Written task
Give the data below again exactly as written, without its pictures.
--- BEGIN Exercise input ---
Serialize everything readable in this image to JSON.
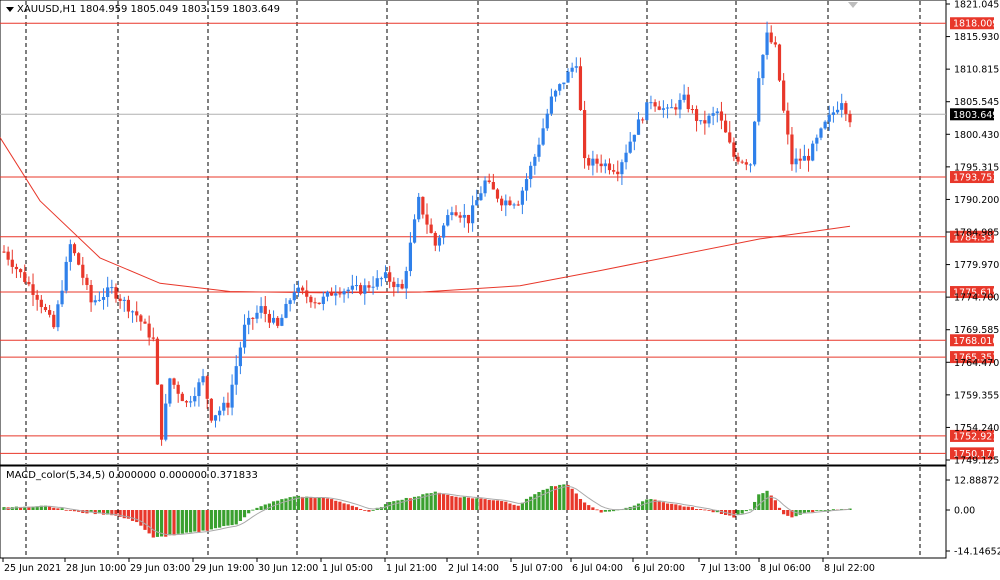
{
  "window": {
    "symbol_title": "XAUUSD,H1  1804.959 1805.049 1803.159 1803.649",
    "macd_title": "MACD_color(5,34,5) 0.000000 0.000000 0.371833"
  },
  "colors": {
    "bull": "#2f80ea",
    "bear": "#e8372a",
    "level_line": "#e8372a",
    "ma_line": "#e8372a",
    "macd_pos": "#3aa02f",
    "macd_neg": "#e8372a",
    "signal_line": "#a9a9a9",
    "price_tag_bg": "#000000"
  },
  "price_scale": {
    "labels": [
      "1821.045",
      "1815.930",
      "1810.815",
      "1805.545",
      "1800.430",
      "1795.315",
      "1790.200",
      "1784.985",
      "1779.970",
      "1774.700",
      "1769.585",
      "1764.470",
      "1759.355",
      "1754.240",
      "1749.125"
    ],
    "current_price": "1803.649"
  },
  "levels": [
    {
      "value": 1818.009,
      "label": "1818.009"
    },
    {
      "value": 1793.753,
      "label": "1793.753"
    },
    {
      "value": 1784.333,
      "label": "1784.333"
    },
    {
      "value": 1775.615,
      "label": "1775.615"
    },
    {
      "value": 1768.01,
      "label": "1768.010"
    },
    {
      "value": 1765.357,
      "label": "1765.357"
    },
    {
      "value": 1752.921,
      "label": "1752.921"
    },
    {
      "value": 1750.171,
      "label": "1750.171"
    }
  ],
  "macd_scale": {
    "labels": [
      "12.888722",
      "0.00",
      "-14.146525"
    ]
  },
  "time_axis": {
    "labels": [
      "25 Jun 2021",
      "28 Jun 10:00",
      "29 Jun 03:00",
      "29 Jun 19:00",
      "30 Jun 12:00",
      "1 Jul 05:00",
      "1 Jul 21:00",
      "2 Jul 14:00",
      "5 Jul 07:00",
      "6 Jul 04:00",
      "6 Jul 20:00",
      "7 Jul 13:00",
      "8 Jul 06:00",
      "8 Jul 22:00"
    ]
  },
  "chart_data": {
    "type": "candlestick",
    "symbol": "XAUUSD",
    "timeframe": "H1",
    "ylim": [
      1749.125,
      1821.045
    ],
    "path_keypoints": [
      [
        0,
        1782
      ],
      [
        8,
        1775
      ],
      [
        12,
        1770
      ],
      [
        16,
        1783
      ],
      [
        18,
        1780
      ],
      [
        21,
        1774
      ],
      [
        26,
        1776
      ],
      [
        32,
        1772
      ],
      [
        36,
        1768
      ],
      [
        38,
        1753
      ],
      [
        40,
        1762
      ],
      [
        44,
        1758
      ],
      [
        48,
        1762
      ],
      [
        50,
        1756
      ],
      [
        54,
        1758
      ],
      [
        58,
        1770
      ],
      [
        62,
        1773
      ],
      [
        66,
        1770
      ],
      [
        70,
        1776
      ],
      [
        76,
        1774
      ],
      [
        80,
        1776
      ],
      [
        86,
        1776
      ],
      [
        92,
        1778
      ],
      [
        96,
        1776
      ],
      [
        100,
        1790
      ],
      [
        104,
        1783
      ],
      [
        108,
        1789
      ],
      [
        112,
        1787
      ],
      [
        116,
        1793
      ],
      [
        120,
        1790
      ],
      [
        124,
        1790
      ],
      [
        128,
        1797
      ],
      [
        132,
        1806
      ],
      [
        136,
        1810
      ],
      [
        138,
        1812
      ],
      [
        140,
        1796
      ],
      [
        144,
        1796
      ],
      [
        148,
        1795
      ],
      [
        152,
        1801
      ],
      [
        156,
        1806
      ],
      [
        160,
        1804
      ],
      [
        164,
        1806
      ],
      [
        168,
        1802
      ],
      [
        172,
        1804
      ],
      [
        176,
        1797
      ],
      [
        180,
        1796
      ],
      [
        182,
        1810
      ],
      [
        184,
        1816
      ],
      [
        186,
        1814
      ],
      [
        188,
        1804
      ],
      [
        190,
        1796
      ],
      [
        194,
        1797
      ],
      [
        198,
        1802
      ],
      [
        200,
        1804
      ],
      [
        202,
        1806
      ],
      [
        204,
        1803
      ]
    ],
    "macd_keypoints": [
      [
        0,
        1
      ],
      [
        10,
        2
      ],
      [
        18,
        -1
      ],
      [
        26,
        -2
      ],
      [
        32,
        -5
      ],
      [
        36,
        -12
      ],
      [
        40,
        -11
      ],
      [
        48,
        -9
      ],
      [
        56,
        -6
      ],
      [
        60,
        0
      ],
      [
        64,
        3
      ],
      [
        70,
        6
      ],
      [
        78,
        5
      ],
      [
        84,
        2
      ],
      [
        88,
        -1
      ],
      [
        94,
        4
      ],
      [
        100,
        6
      ],
      [
        104,
        8
      ],
      [
        108,
        6
      ],
      [
        114,
        5
      ],
      [
        120,
        4
      ],
      [
        124,
        2
      ],
      [
        128,
        7
      ],
      [
        132,
        10
      ],
      [
        136,
        11
      ],
      [
        140,
        3
      ],
      [
        144,
        -1
      ],
      [
        148,
        0
      ],
      [
        152,
        2
      ],
      [
        156,
        5
      ],
      [
        160,
        3
      ],
      [
        166,
        1
      ],
      [
        172,
        -1
      ],
      [
        176,
        -3
      ],
      [
        180,
        0
      ],
      [
        182,
        7
      ],
      [
        184,
        8
      ],
      [
        186,
        4
      ],
      [
        188,
        -2
      ],
      [
        190,
        -3
      ],
      [
        194,
        -1
      ],
      [
        198,
        0
      ],
      [
        204,
        0.37
      ]
    ]
  }
}
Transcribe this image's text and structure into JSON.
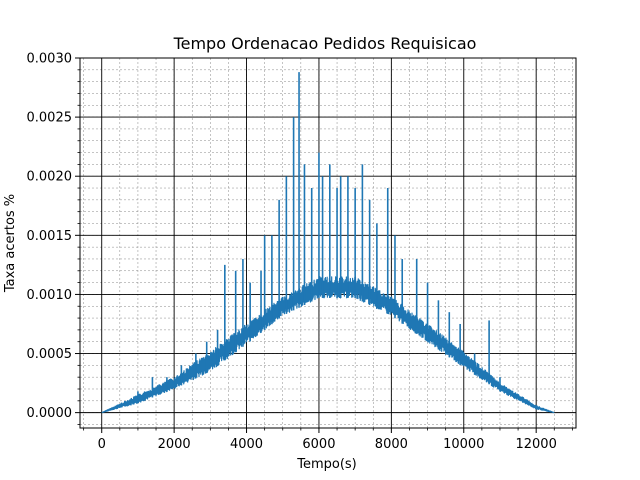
--- END Exercise input ---
Expected answer
Serialize everything readable in this image to JSON.
{
  "window": {
    "symbol_title": "XAUUSD,H1  1804.959 1805.049 1803.159 1803.649",
    "macd_title": "MACD_color(5,34,5) 0.000000 0.000000 0.371833"
  },
  "colors": {
    "bull": "#2f80ea",
    "bear": "#e8372a",
    "level_line": "#e8372a",
    "ma_line": "#e8372a",
    "macd_pos": "#3aa02f",
    "macd_neg": "#e8372a",
    "signal_line": "#a9a9a9",
    "price_tag_bg": "#000000"
  },
  "price_scale": {
    "labels": [
      "1821.045",
      "1815.930",
      "1810.815",
      "1805.545",
      "1800.430",
      "1795.315",
      "1790.200",
      "1784.985",
      "1779.970",
      "1774.700",
      "1769.585",
      "1764.470",
      "1759.355",
      "1754.240",
      "1749.125"
    ],
    "current_price": "1803.649"
  },
  "levels": [
    {
      "value": 1818.009,
      "label": "1818.009"
    },
    {
      "value": 1793.753,
      "label": "1793.753"
    },
    {
      "value": 1784.333,
      "label": "1784.333"
    },
    {
      "value": 1775.615,
      "label": "1775.615"
    },
    {
      "value": 1768.01,
      "label": "1768.010"
    },
    {
      "value": 1765.357,
      "label": "1765.357"
    },
    {
      "value": 1752.921,
      "label": "1752.921"
    },
    {
      "value": 1750.171,
      "label": "1750.171"
    }
  ],
  "macd_scale": {
    "labels": [
      "12.888722",
      "0.00",
      "-14.146525"
    ]
  },
  "time_axis": {
    "labels": [
      "25 Jun 2021",
      "28 Jun 10:00",
      "29 Jun 03:00",
      "29 Jun 19:00",
      "30 Jun 12:00",
      "1 Jul 05:00",
      "1 Jul 21:00",
      "2 Jul 14:00",
      "5 Jul 07:00",
      "6 Jul 04:00",
      "6 Jul 20:00",
      "7 Jul 13:00",
      "8 Jul 06:00",
      "8 Jul 22:00"
    ]
  },
  "chart_data": {
    "type": "candlestick",
    "symbol": "XAUUSD",
    "timeframe": "H1",
    "ylim": [
      1749.125,
      1821.045
    ],
    "path_keypoints": [
      [
        0,
        1782
      ],
      [
        8,
        1775
      ],
      [
        12,
        1770
      ],
      [
        16,
        1783
      ],
      [
        18,
        1780
      ],
      [
        21,
        1774
      ],
      [
        26,
        1776
      ],
      [
        32,
        1772
      ],
      [
        36,
        1768
      ],
      [
        38,
        1753
      ],
      [
        40,
        1762
      ],
      [
        44,
        1758
      ],
      [
        48,
        1762
      ],
      [
        50,
        1756
      ],
      [
        54,
        1758
      ],
      [
        58,
        1770
      ],
      [
        62,
        1773
      ],
      [
        66,
        1770
      ],
      [
        70,
        1776
      ],
      [
        76,
        1774
      ],
      [
        80,
        1776
      ],
      [
        86,
        1776
      ],
      [
        92,
        1778
      ],
      [
        96,
        1776
      ],
      [
        100,
        1790
      ],
      [
        104,
        1783
      ],
      [
        108,
        1789
      ],
      [
        112,
        1787
      ],
      [
        116,
        1793
      ],
      [
        120,
        1790
      ],
      [
        124,
        1790
      ],
      [
        128,
        1797
      ],
      [
        132,
        1806
      ],
      [
        136,
        1810
      ],
      [
        138,
        1812
      ],
      [
        140,
        1796
      ],
      [
        144,
        1796
      ],
      [
        148,
        1795
      ],
      [
        152,
        1801
      ],
      [
        156,
        1806
      ],
      [
        160,
        1804
      ],
      [
        164,
        1806
      ],
      [
        168,
        1802
      ],
      [
        172,
        1804
      ],
      [
        176,
        1797
      ],
      [
        180,
        1796
      ],
      [
        182,
        1810
      ],
      [
        184,
        1816
      ],
      [
        186,
        1814
      ],
      [
        188,
        1804
      ],
      [
        190,
        1796
      ],
      [
        194,
        1797
      ],
      [
        198,
        1802
      ],
      [
        200,
        1804
      ],
      [
        202,
        1806
      ],
      [
        204,
        1803
      ]
    ],
    "macd_keypoints": [
      [
        0,
        1
      ],
      [
        10,
        2
      ],
      [
        18,
        -1
      ],
      [
        26,
        -2
      ],
      [
        32,
        -5
      ],
      [
        36,
        -12
      ],
      [
        40,
        -11
      ],
      [
        48,
        -9
      ],
      [
        56,
        -6
      ],
      [
        60,
        0
      ],
      [
        64,
        3
      ],
      [
        70,
        6
      ],
      [
        78,
        5
      ],
      [
        84,
        2
      ],
      [
        88,
        -1
      ],
      [
        94,
        4
      ],
      [
        100,
        6
      ],
      [
        104,
        8
      ],
      [
        108,
        6
      ],
      [
        114,
        5
      ],
      [
        120,
        4
      ],
      [
        124,
        2
      ],
      [
        128,
        7
      ],
      [
        132,
        10
      ],
      [
        136,
        11
      ],
      [
        140,
        3
      ],
      [
        144,
        -1
      ],
      [
        148,
        0
      ],
      [
        152,
        2
      ],
      [
        156,
        5
      ],
      [
        160,
        3
      ],
      [
        166,
        1
      ],
      [
        172,
        -1
      ],
      [
        176,
        -3
      ],
      [
        180,
        0
      ],
      [
        182,
        7
      ],
      [
        184,
        8
      ],
      [
        186,
        4
      ],
      [
        188,
        -2
      ],
      [
        190,
        -3
      ],
      [
        194,
        -1
      ],
      [
        198,
        0
      ],
      [
        204,
        0.37
      ]
    ]
  }
}
Transcribe this image's text and structure into JSON.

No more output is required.